Written request
Copy out the listing that follows, exactly, without its pictures.

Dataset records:
════

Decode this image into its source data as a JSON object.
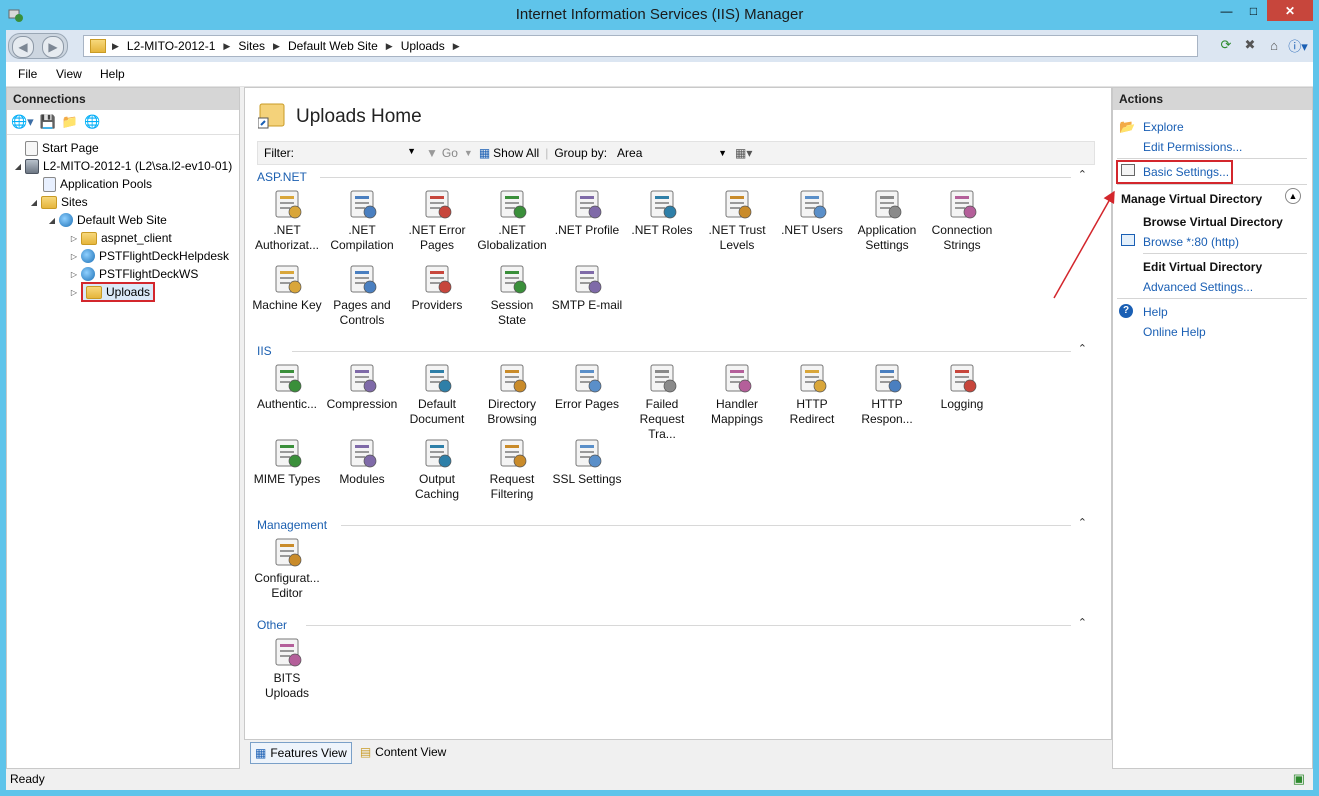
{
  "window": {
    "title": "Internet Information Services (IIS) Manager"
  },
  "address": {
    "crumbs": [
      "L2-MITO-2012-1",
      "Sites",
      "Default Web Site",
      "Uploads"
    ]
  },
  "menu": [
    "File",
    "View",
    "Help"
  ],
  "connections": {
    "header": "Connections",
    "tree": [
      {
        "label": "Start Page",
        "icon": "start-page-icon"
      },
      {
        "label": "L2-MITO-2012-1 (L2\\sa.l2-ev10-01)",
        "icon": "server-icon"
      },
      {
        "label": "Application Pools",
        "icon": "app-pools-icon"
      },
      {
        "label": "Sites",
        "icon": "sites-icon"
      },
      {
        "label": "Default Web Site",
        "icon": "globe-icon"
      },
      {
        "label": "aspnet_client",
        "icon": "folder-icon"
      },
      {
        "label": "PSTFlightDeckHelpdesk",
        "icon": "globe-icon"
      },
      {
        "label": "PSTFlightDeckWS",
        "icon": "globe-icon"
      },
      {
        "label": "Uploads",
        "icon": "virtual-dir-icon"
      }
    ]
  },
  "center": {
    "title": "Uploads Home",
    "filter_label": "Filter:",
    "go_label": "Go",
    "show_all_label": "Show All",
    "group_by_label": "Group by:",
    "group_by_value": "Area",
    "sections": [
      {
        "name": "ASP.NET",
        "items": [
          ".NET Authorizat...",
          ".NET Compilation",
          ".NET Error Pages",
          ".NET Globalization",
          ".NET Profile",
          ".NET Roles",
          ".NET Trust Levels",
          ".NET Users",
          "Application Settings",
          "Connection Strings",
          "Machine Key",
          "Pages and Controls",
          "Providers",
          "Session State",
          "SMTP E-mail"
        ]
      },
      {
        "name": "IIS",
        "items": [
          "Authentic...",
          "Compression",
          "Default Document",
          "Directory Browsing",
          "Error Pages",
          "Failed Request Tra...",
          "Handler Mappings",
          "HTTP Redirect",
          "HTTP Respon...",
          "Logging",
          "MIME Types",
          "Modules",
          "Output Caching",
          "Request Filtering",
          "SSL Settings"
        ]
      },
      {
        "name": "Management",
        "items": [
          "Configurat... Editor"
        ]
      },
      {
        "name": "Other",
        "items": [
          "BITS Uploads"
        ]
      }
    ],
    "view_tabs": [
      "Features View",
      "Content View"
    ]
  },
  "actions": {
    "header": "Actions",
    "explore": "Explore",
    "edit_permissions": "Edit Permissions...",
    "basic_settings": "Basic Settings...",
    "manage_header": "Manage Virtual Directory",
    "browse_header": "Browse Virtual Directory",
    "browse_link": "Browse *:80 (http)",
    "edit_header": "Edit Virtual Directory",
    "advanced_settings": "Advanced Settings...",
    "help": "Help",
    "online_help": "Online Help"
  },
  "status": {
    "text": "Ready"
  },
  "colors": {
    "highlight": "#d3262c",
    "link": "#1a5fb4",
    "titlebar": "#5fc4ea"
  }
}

════

Finished task
Decode this image into its source data as a JSON object.
{
  "window": {
    "title": "Internet Information Services (IIS) Manager"
  },
  "address": {
    "crumbs": [
      "L2-MITO-2012-1",
      "Sites",
      "Default Web Site",
      "Uploads"
    ]
  },
  "menu": [
    "File",
    "View",
    "Help"
  ],
  "connections": {
    "header": "Connections",
    "tree": [
      {
        "label": "Start Page",
        "icon": "start-page-icon"
      },
      {
        "label": "L2-MITO-2012-1 (L2\\sa.l2-ev10-01)",
        "icon": "server-icon"
      },
      {
        "label": "Application Pools",
        "icon": "app-pools-icon"
      },
      {
        "label": "Sites",
        "icon": "sites-icon"
      },
      {
        "label": "Default Web Site",
        "icon": "globe-icon"
      },
      {
        "label": "aspnet_client",
        "icon": "folder-icon"
      },
      {
        "label": "PSTFlightDeckHelpdesk",
        "icon": "globe-icon"
      },
      {
        "label": "PSTFlightDeckWS",
        "icon": "globe-icon"
      },
      {
        "label": "Uploads",
        "icon": "virtual-dir-icon"
      }
    ]
  },
  "center": {
    "title": "Uploads Home",
    "filter_label": "Filter:",
    "go_label": "Go",
    "show_all_label": "Show All",
    "group_by_label": "Group by:",
    "group_by_value": "Area",
    "sections": [
      {
        "name": "ASP.NET",
        "items": [
          ".NET Authorizat...",
          ".NET Compilation",
          ".NET Error Pages",
          ".NET Globalization",
          ".NET Profile",
          ".NET Roles",
          ".NET Trust Levels",
          ".NET Users",
          "Application Settings",
          "Connection Strings",
          "Machine Key",
          "Pages and Controls",
          "Providers",
          "Session State",
          "SMTP E-mail"
        ]
      },
      {
        "name": "IIS",
        "items": [
          "Authentic...",
          "Compression",
          "Default Document",
          "Directory Browsing",
          "Error Pages",
          "Failed Request Tra...",
          "Handler Mappings",
          "HTTP Redirect",
          "HTTP Respon...",
          "Logging",
          "MIME Types",
          "Modules",
          "Output Caching",
          "Request Filtering",
          "SSL Settings"
        ]
      },
      {
        "name": "Management",
        "items": [
          "Configurat... Editor"
        ]
      },
      {
        "name": "Other",
        "items": [
          "BITS Uploads"
        ]
      }
    ],
    "view_tabs": [
      "Features View",
      "Content View"
    ]
  },
  "actions": {
    "header": "Actions",
    "explore": "Explore",
    "edit_permissions": "Edit Permissions...",
    "basic_settings": "Basic Settings...",
    "manage_header": "Manage Virtual Directory",
    "browse_header": "Browse Virtual Directory",
    "browse_link": "Browse *:80 (http)",
    "edit_header": "Edit Virtual Directory",
    "advanced_settings": "Advanced Settings...",
    "help": "Help",
    "online_help": "Online Help"
  },
  "status": {
    "text": "Ready"
  },
  "colors": {
    "highlight": "#d3262c",
    "link": "#1a5fb4",
    "titlebar": "#5fc4ea"
  }
}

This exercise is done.